→ **Task requirements**:
Return all lines that include the string "this".

---+---

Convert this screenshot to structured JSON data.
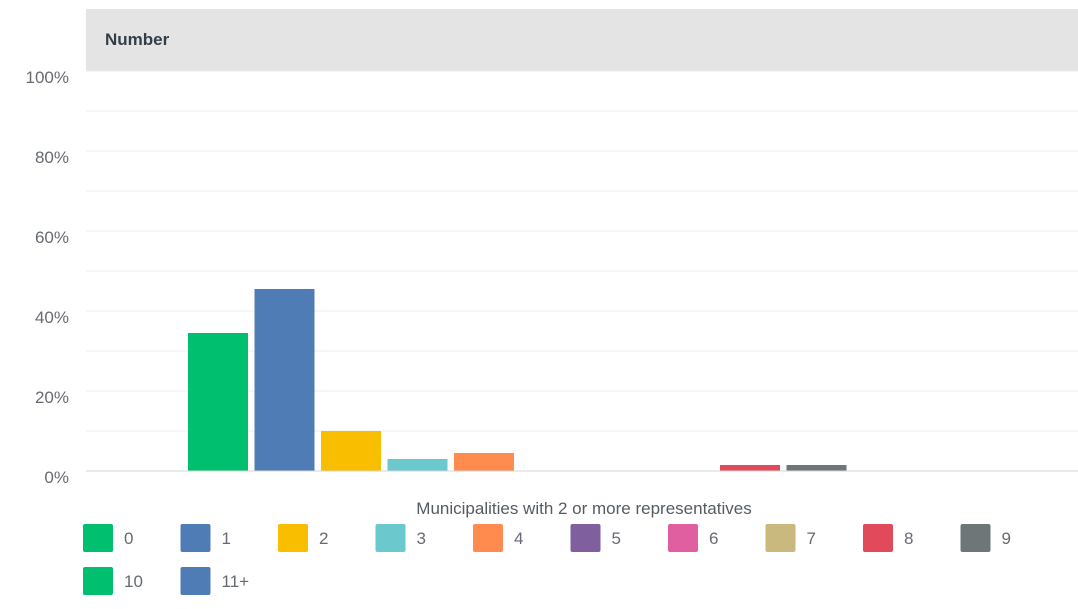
{
  "chart_data": {
    "type": "bar",
    "title": "",
    "panel_header": "Number",
    "xlabel": "Municipalities with 2 or more representatives",
    "ylabel": "",
    "ylim": [
      0,
      100
    ],
    "yticks": [
      "0%",
      "20%",
      "40%",
      "60%",
      "80%",
      "100%"
    ],
    "grid": true,
    "legend_position": "bottom",
    "categories": [
      "0",
      "1",
      "2",
      "3",
      "4",
      "5",
      "6",
      "7",
      "8",
      "9",
      "10",
      "11+"
    ],
    "values": [
      34.5,
      45.5,
      10,
      3,
      4.5,
      0,
      0,
      0,
      1.5,
      1.5,
      0,
      0
    ],
    "colors": [
      "#00bf6f",
      "#507cb6",
      "#f9be00",
      "#6bc8cd",
      "#ff8b4f",
      "#7f5f9e",
      "#e05fa0",
      "#c9b97e",
      "#e04a5b",
      "#6f7678",
      "#00bf6f",
      "#507cb6"
    ]
  }
}
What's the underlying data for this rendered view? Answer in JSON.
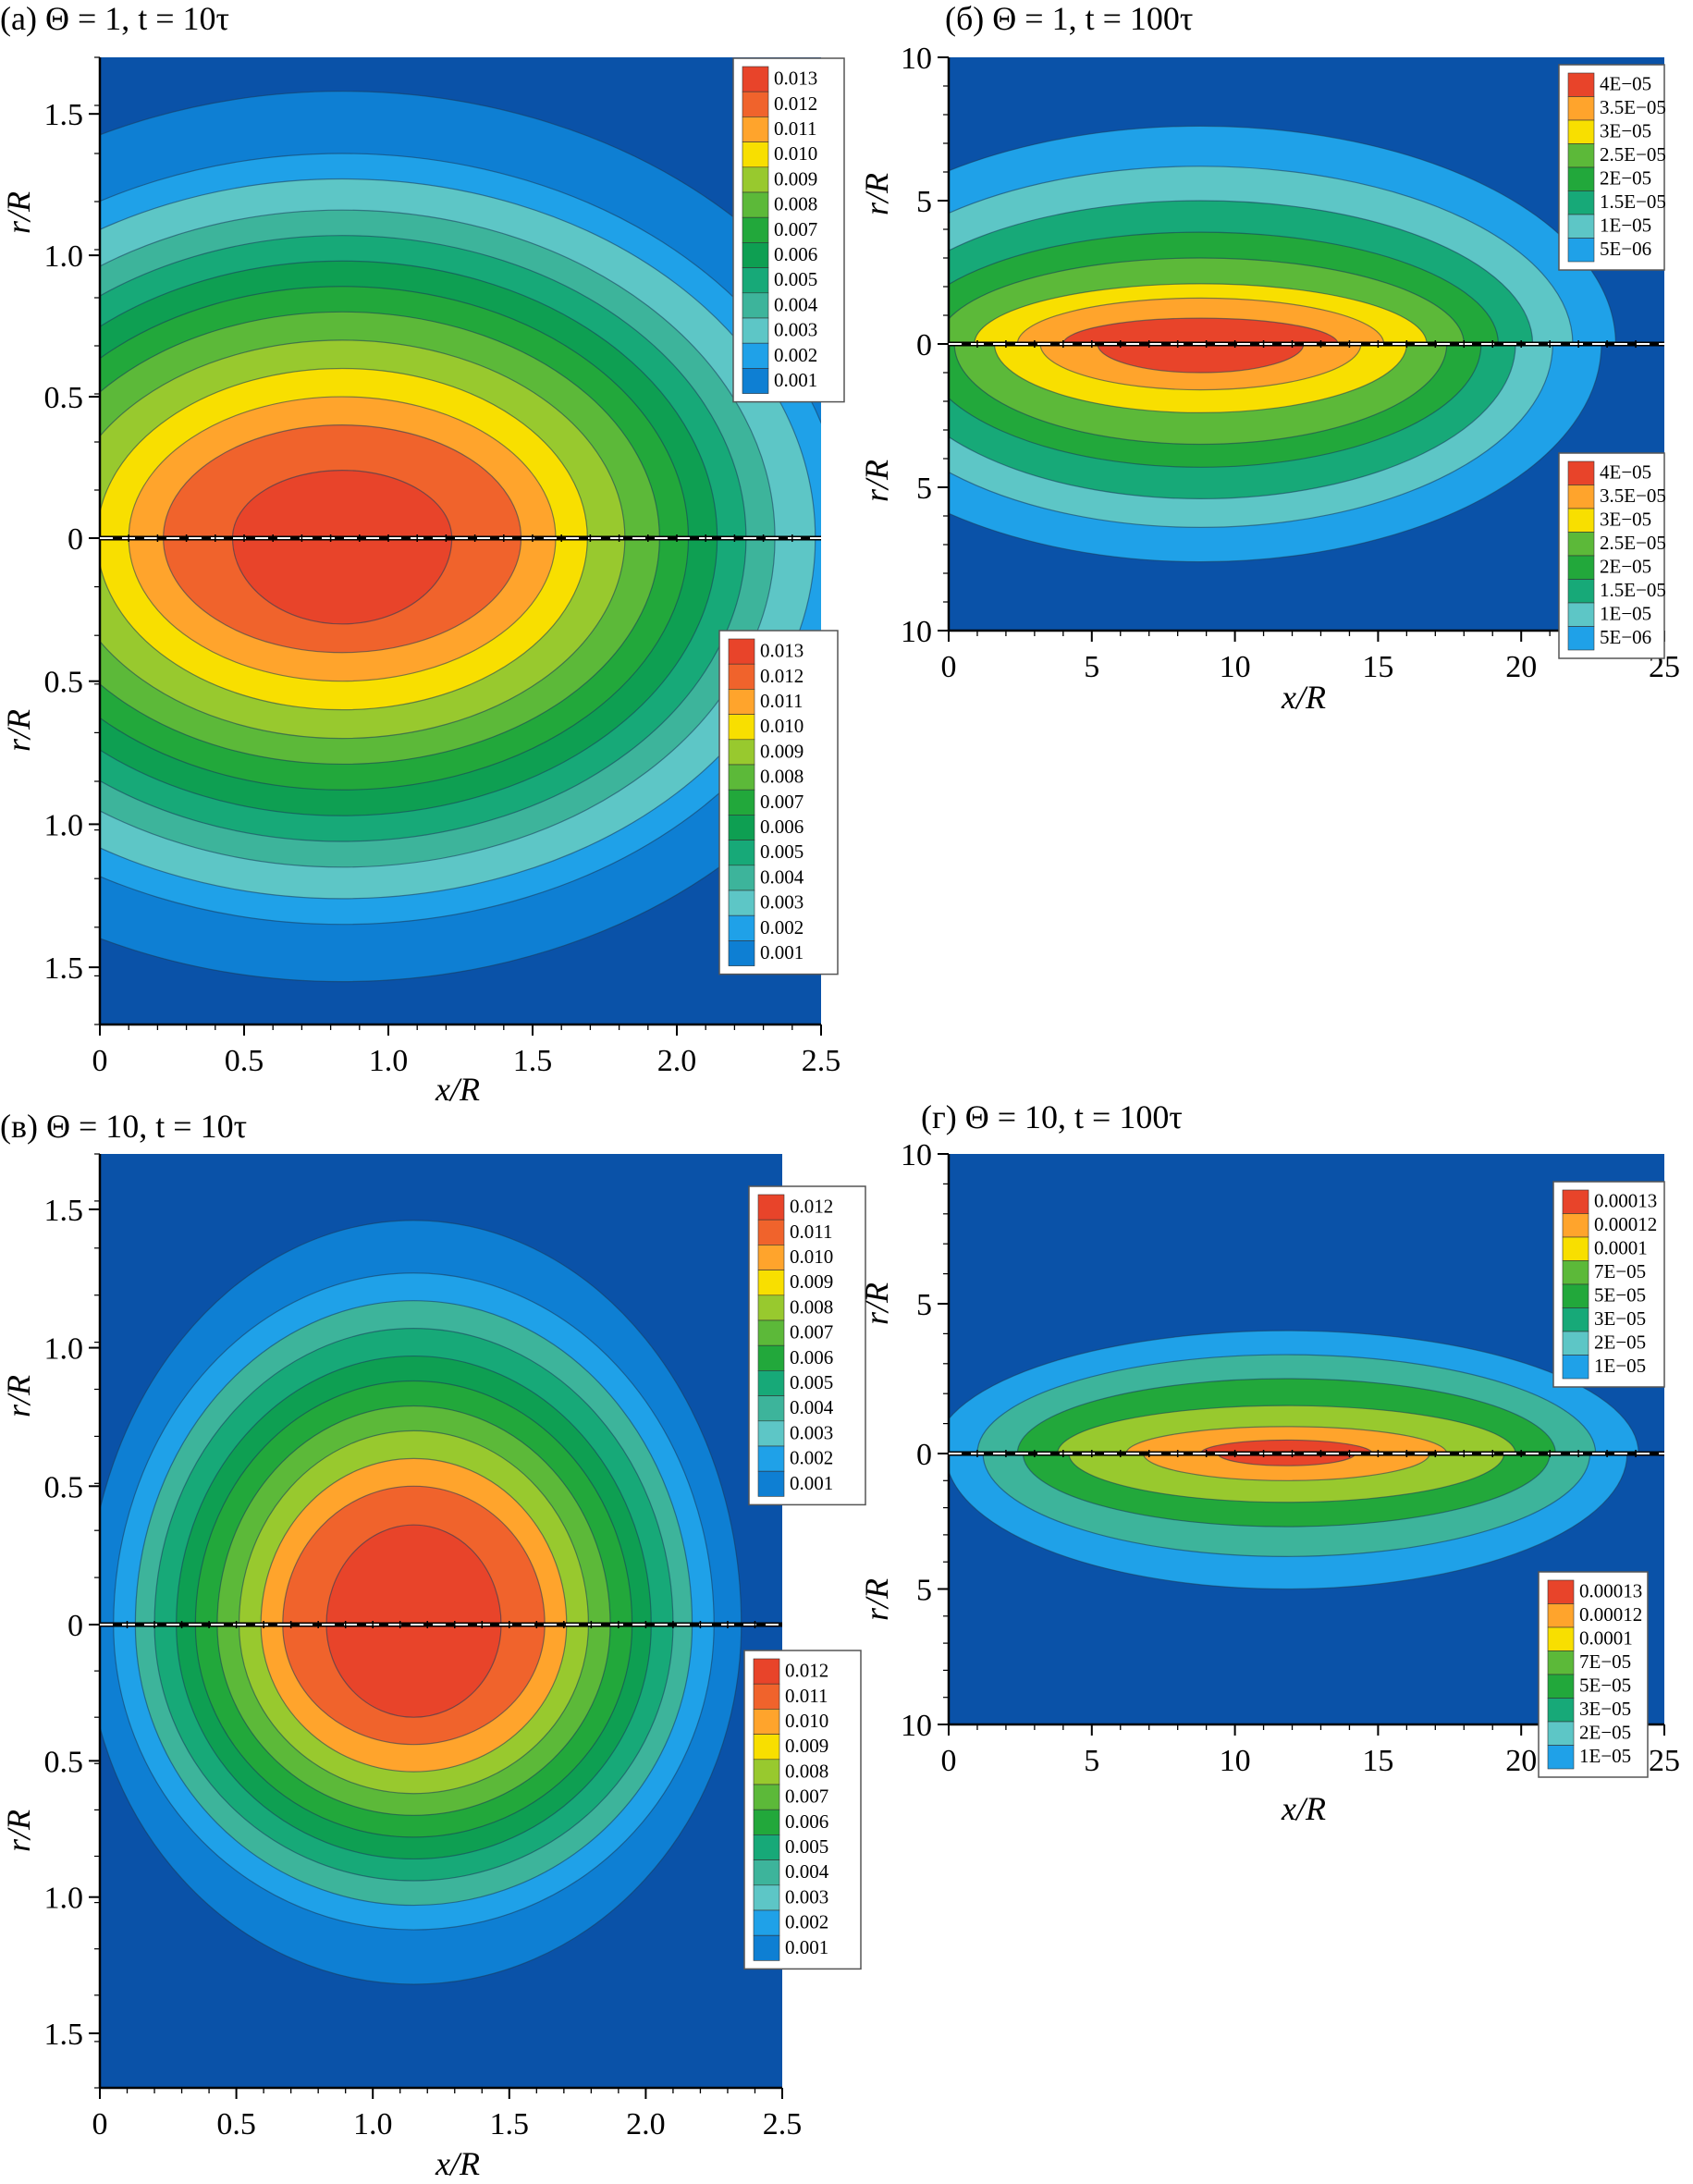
{
  "chart_data": [
    {
      "id": "a",
      "type": "heatmap",
      "title": "(a) Θ = 1, t = 10τ",
      "xlabel": "x/R",
      "ylabel": "r/R",
      "xlim": [
        0,
        2.5
      ],
      "rlim": [
        0,
        1.7
      ],
      "x_ticks": [
        "0",
        "0.5",
        "1.0",
        "1.5",
        "2.0",
        "2.5"
      ],
      "r_ticks": [
        "0",
        "0.5",
        "1.0",
        "1.5"
      ],
      "top_half": {
        "center": [
          0.84,
          0
        ],
        "radii_x": [
          1.95,
          1.74,
          1.64,
          1.5,
          1.4,
          1.3,
          1.2,
          1.1,
          0.98,
          0.85,
          0.74,
          0.62,
          0.38
        ],
        "radii_r": [
          1.58,
          1.36,
          1.27,
          1.16,
          1.07,
          0.98,
          0.89,
          0.8,
          0.7,
          0.6,
          0.5,
          0.4,
          0.24
        ],
        "legend": [
          "0.013",
          "0.012",
          "0.011",
          "0.010",
          "0.009",
          "0.008",
          "0.007",
          "0.006",
          "0.005",
          "0.004",
          "0.003",
          "0.002",
          "0.001"
        ]
      },
      "bottom_half": {
        "center": [
          0.84,
          0
        ],
        "radii_x": [
          1.95,
          1.74,
          1.64,
          1.5,
          1.4,
          1.3,
          1.2,
          1.1,
          0.98,
          0.85,
          0.74,
          0.62,
          0.38
        ],
        "radii_r": [
          1.55,
          1.35,
          1.26,
          1.15,
          1.06,
          0.97,
          0.88,
          0.79,
          0.7,
          0.6,
          0.5,
          0.4,
          0.3
        ],
        "legend": [
          "0.013",
          "0.012",
          "0.011",
          "0.010",
          "0.009",
          "0.008",
          "0.007",
          "0.006",
          "0.005",
          "0.004",
          "0.003",
          "0.002",
          "0.001"
        ]
      }
    },
    {
      "id": "b",
      "type": "heatmap",
      "title": "(б) Θ = 1, t = 100τ",
      "xlabel": "x/R",
      "ylabel": "r/R",
      "xlim": [
        0,
        25
      ],
      "rlim": [
        0,
        10
      ],
      "x_ticks": [
        "0",
        "5",
        "10",
        "15",
        "20",
        "25"
      ],
      "r_ticks": [
        "0",
        "5",
        "10"
      ],
      "top_half": {
        "center": [
          8.8,
          0
        ],
        "radii_x": [
          14.5,
          13.0,
          11.6,
          10.4,
          9.2,
          7.9,
          6.4,
          4.8
        ],
        "radii_r": [
          7.6,
          6.2,
          5.0,
          3.9,
          3.0,
          2.1,
          1.6,
          0.9
        ],
        "legend": [
          "4E−05",
          "3.5E−05",
          "3E−05",
          "2.5E−05",
          "2E−05",
          "1.5E−05",
          "1E−05",
          "5E−06"
        ]
      },
      "bottom_half": {
        "center": [
          8.8,
          0
        ],
        "radii_x": [
          14.0,
          12.3,
          11.0,
          9.8,
          8.6,
          7.2,
          5.6,
          3.6
        ],
        "radii_r": [
          7.6,
          6.4,
          5.4,
          4.3,
          3.5,
          2.4,
          1.6,
          1.0
        ],
        "legend": [
          "4E−05",
          "3.5E−05",
          "3E−05",
          "2.5E−05",
          "2E−05",
          "1.5E−05",
          "1E−05",
          "5E−06"
        ]
      }
    },
    {
      "id": "c",
      "type": "heatmap",
      "title": "(в) Θ = 10, t = 10τ",
      "xlabel": "x/R",
      "ylabel": "r/R",
      "xlim": [
        0,
        2.5
      ],
      "rlim": [
        0,
        1.7
      ],
      "x_ticks": [
        "0",
        "0.5",
        "1.0",
        "1.5",
        "2.0",
        "2.5"
      ],
      "r_ticks": [
        "0",
        "0.5",
        "1.0",
        "1.5"
      ],
      "top_half": {
        "center": [
          1.15,
          0
        ],
        "radii_x": [
          1.2,
          1.1,
          1.02,
          0.95,
          0.87,
          0.8,
          0.72,
          0.64,
          0.56,
          0.48,
          0.32
        ],
        "radii_r": [
          1.46,
          1.27,
          1.17,
          1.07,
          0.97,
          0.88,
          0.79,
          0.7,
          0.6,
          0.5,
          0.36
        ],
        "legend": [
          "0.012",
          "0.011",
          "0.010",
          "0.009",
          "0.008",
          "0.007",
          "0.006",
          "0.005",
          "0.004",
          "0.003",
          "0.002",
          "0.001"
        ]
      },
      "bottom_half": {
        "center": [
          1.15,
          0
        ],
        "radii_x": [
          1.2,
          1.1,
          1.02,
          0.95,
          0.87,
          0.8,
          0.72,
          0.64,
          0.56,
          0.48,
          0.32
        ],
        "radii_r": [
          1.32,
          1.12,
          1.03,
          0.94,
          0.86,
          0.78,
          0.7,
          0.62,
          0.54,
          0.44,
          0.34
        ],
        "legend": [
          "0.012",
          "0.011",
          "0.010",
          "0.009",
          "0.008",
          "0.007",
          "0.006",
          "0.005",
          "0.004",
          "0.003",
          "0.002",
          "0.001"
        ]
      }
    },
    {
      "id": "d",
      "type": "heatmap",
      "title": "(г) Θ = 10, t = 100τ",
      "xlabel": "x/R",
      "ylabel": "r/R",
      "xlim": [
        0,
        25
      ],
      "rlim": [
        0,
        10
      ],
      "x_ticks": [
        "0",
        "5",
        "10",
        "15",
        "20",
        "25"
      ],
      "r_ticks": [
        "0",
        "5",
        "10"
      ],
      "top_half": {
        "center": [
          11.8,
          0
        ],
        "radii_x": [
          12.3,
          10.8,
          9.4,
          8.0,
          5.6,
          3.0
        ],
        "radii_r": [
          4.1,
          3.3,
          2.5,
          1.6,
          0.9,
          0.45
        ],
        "legend": [
          "0.00013",
          "0.00012",
          "0.0001",
          "7E−05",
          "5E−05",
          "3E−05",
          "2E−05",
          "1E−05"
        ]
      },
      "bottom_half": {
        "center": [
          11.8,
          0
        ],
        "radii_x": [
          11.9,
          10.6,
          9.2,
          7.6,
          5.0,
          2.4
        ],
        "radii_r": [
          5.0,
          3.8,
          2.7,
          1.8,
          1.0,
          0.45
        ],
        "legend": [
          "0.00013",
          "0.00012",
          "0.0001",
          "7E−05",
          "5E−05",
          "3E−05",
          "2E−05",
          "1E−05"
        ]
      }
    }
  ],
  "colors": {
    "background": "#0a52a8",
    "lowest_band": "#0a52a8",
    "palette_13": [
      "#075ab8",
      "#0e7fd3",
      "#1fa1e8",
      "#5dc6c6",
      "#3db49b",
      "#17a978",
      "#0e9f52",
      "#22a83b",
      "#5cb939",
      "#98c92e",
      "#f8df00",
      "#ffa42c",
      "#f0632c",
      "#e8442a"
    ]
  }
}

---+---

→ **Answer to the problem**:
Convert this screenshot to structured JSON data.
What's the underlying data for this rendered view? Answer in JSON.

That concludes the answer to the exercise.